[Listed records]

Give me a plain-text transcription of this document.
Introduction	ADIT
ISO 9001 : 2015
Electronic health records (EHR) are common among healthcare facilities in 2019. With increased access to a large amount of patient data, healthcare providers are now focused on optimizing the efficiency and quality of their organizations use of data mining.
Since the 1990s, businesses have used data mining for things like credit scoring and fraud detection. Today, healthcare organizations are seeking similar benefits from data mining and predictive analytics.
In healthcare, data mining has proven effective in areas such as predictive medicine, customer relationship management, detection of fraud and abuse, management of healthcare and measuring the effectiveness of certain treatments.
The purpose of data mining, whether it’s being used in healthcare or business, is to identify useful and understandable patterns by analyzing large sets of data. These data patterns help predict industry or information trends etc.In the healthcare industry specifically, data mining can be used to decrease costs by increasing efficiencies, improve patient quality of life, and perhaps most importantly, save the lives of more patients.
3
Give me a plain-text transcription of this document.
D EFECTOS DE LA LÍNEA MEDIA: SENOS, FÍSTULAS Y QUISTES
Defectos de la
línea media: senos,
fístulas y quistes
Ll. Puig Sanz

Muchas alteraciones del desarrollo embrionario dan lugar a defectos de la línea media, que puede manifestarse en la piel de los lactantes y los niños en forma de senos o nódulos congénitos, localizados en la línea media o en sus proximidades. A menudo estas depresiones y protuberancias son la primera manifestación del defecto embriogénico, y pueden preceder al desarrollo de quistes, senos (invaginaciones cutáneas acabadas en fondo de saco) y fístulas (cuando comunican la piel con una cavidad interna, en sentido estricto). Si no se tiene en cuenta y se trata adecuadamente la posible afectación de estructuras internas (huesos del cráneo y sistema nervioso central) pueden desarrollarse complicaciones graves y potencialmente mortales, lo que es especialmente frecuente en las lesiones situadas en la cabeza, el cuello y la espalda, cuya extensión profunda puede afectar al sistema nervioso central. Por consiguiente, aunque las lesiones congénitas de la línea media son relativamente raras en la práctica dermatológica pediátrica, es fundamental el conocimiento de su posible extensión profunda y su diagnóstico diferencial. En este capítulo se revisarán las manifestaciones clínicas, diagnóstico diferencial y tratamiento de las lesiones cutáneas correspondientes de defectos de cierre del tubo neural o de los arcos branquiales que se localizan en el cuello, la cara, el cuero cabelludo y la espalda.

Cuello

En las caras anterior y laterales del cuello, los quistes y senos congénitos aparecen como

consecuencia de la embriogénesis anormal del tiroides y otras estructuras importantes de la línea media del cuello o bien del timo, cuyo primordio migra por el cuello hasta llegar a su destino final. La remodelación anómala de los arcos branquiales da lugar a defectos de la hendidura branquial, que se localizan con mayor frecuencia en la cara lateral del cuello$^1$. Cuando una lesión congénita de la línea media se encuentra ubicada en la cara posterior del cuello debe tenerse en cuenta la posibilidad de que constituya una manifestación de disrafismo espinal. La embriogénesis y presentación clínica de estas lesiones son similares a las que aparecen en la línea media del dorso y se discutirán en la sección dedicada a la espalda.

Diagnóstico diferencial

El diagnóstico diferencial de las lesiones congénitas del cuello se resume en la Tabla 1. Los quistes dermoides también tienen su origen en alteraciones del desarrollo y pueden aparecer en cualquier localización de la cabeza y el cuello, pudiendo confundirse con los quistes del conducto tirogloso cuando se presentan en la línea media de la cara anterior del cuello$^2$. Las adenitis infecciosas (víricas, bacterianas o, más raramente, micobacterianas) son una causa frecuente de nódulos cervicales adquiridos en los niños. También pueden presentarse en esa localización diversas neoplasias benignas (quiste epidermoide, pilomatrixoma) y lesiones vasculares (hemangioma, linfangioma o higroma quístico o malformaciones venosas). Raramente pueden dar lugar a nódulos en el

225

[Exercise aim]
Retype the material above in full, keeping every word as it stands.

[Response for this exercise]
Give me a plain-text transcription of this document.
Introduction	ADIT
ISO 9001 : 2015
Electronic health records (EHR) are common among healthcare facilities in 2019. With increased access to a large amount of patient data, healthcare providers are now focused on optimizing the efficiency and quality of their organizations use of data mining.
Since the 1990s, businesses have used data mining for things like credit scoring and fraud detection. Today, healthcare organizations are seeking similar benefits from data mining and predictive analytics.
In healthcare, data mining has proven effective in areas such as predictive medicine, customer relationship management, detection of fraud and abuse, management of healthcare and measuring the effectiveness of certain treatments.
The purpose of data mining, whether it’s being used in healthcare or business, is to identify useful and understandable patterns by analyzing large sets of data. These data patterns help predict industry or information trends etc.In the healthcare industry specifically, data mining can be used to decrease costs by increasing efficiencies, improve patient quality of life, and perhaps most importantly, save the lives of more patients.
3
Give me a plain-text transcription of this document.
D EFECTOS DE LA LÍNEA MEDIA: SENOS, FÍSTULAS Y QUISTES
Defectos de la
línea media: senos,
fístulas y quistes
Ll. Puig Sanz

Muchas alteraciones del desarrollo embrionario dan lugar a defectos de la línea media, que puede manifestarse en la piel de los lactantes y los niños en forma de senos o nódulos congénitos, localizados en la línea media o en sus proximidades. A menudo estas depresiones y protuberancias son la primera manifestación del defecto embriogénico, y pueden preceder al desarrollo de quistes, senos (invaginaciones cutáneas acabadas en fondo de saco) y fístulas (cuando comunican la piel con una cavidad interna, en sentido estricto). Si no se tiene en cuenta y se trata adecuadamente la posible afectación de estructuras internas (huesos del cráneo y sistema nervioso central) pueden desarrollarse complicaciones graves y potencialmente mortales, lo que es especialmente frecuente en las lesiones situadas en la cabeza, el cuello y la espalda, cuya extensión profunda puede afectar al sistema nervioso central. Por consiguiente, aunque las lesiones congénitas de la línea media son relativamente raras en la práctica dermatológica pediátrica, es fundamental el conocimiento de su posible extensión profunda y su diagnóstico diferencial. En este capítulo se revisarán las manifestaciones clínicas, diagnóstico diferencial y tratamiento de las lesiones cutáneas correspondientes de defectos de cierre del tubo neural o de los arcos branquiales que se localizan en el cuello, la cara, el cuero cabelludo y la espalda.

Cuello

En las caras anterior y laterales del cuello, los quistes y senos congénitos aparecen como

consecuencia de la embriogénesis anormal del tiroides y otras estructuras importantes de la línea media del cuello o bien del timo, cuyo primordio migra por el cuello hasta llegar a su destino final. La remodelación anómala de los arcos branquiales da lugar a defectos de la hendidura branquial, que se localizan con mayor frecuencia en la cara lateral del cuello$^1$. Cuando una lesión congénita de la línea media se encuentra ubicada en la cara posterior del cuello debe tenerse en cuenta la posibilidad de que constituya una manifestación de disrafismo espinal. La embriogénesis y presentación clínica de estas lesiones son similares a las que aparecen en la línea media del dorso y se discutirán en la sección dedicada a la espalda.

Diagnóstico diferencial

El diagnóstico diferencial de las lesiones congénitas del cuello se resume en la Tabla 1. Los quistes dermoides también tienen su origen en alteraciones del desarrollo y pueden aparecer en cualquier localización de la cabeza y el cuello, pudiendo confundirse con los quistes del conducto tirogloso cuando se presentan en la línea media de la cara anterior del cuello$^2$. Las adenitis infecciosas (víricas, bacterianas o, más raramente, micobacterianas) son una causa frecuente de nódulos cervicales adquiridos en los niños. También pueden presentarse en esa localización diversas neoplasias benignas (quiste epidermoide, pilomatrixoma) y lesiones vasculares (hemangioma, linfangioma o higroma quístico o malformaciones venosas). Raramente pueden dar lugar a nódulos en el

225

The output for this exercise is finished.